[Start TEXT BLOCK]
8schools but they are correlated

A coauthor and I are thinking about an 8schools like case in which there are multiple experiments and you only have the mean and the standard deviation of the effect. The question is how to adjust for correlation between the schools whereby you have prior information on the correlation parameters but are not able to fold that information into a multilevel structure. Would the implementation below be appropriate?
[End TEXT BLOCK]
[Start AVAILABLE DATA]
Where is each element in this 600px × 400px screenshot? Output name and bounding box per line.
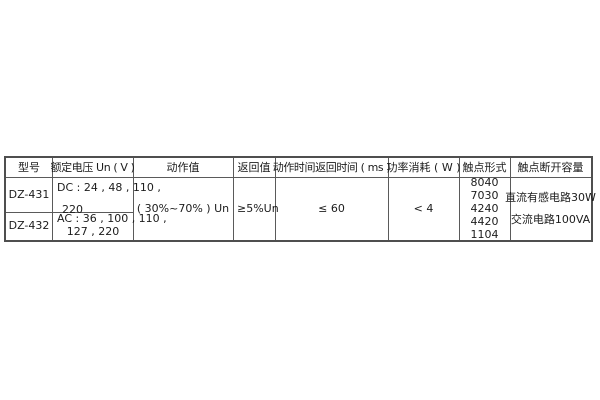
[End AVAILABLE DATA]
TO DO -
- 1) According to the forum post about correlated schools, what information is available for each experiment?
- 2) Retype the part of the forum post about correlated schools starting at "8schools but they" and ending at "below be appropriate?".

COMPLETE ANSWERS -
- 1) Only the mean and the standard deviation of the effect.

- 2)
8schools but they are correlated

A coauthor and I are thinking about an 8schools like case in which there are multiple experiments and you only have the mean and the standard deviation of the effect. The question is how to adjust for correlation between the schools whereby you have prior information on the correlation parameters but are not able to fold that information into a multilevel structure. Would the implementation below be appropriate?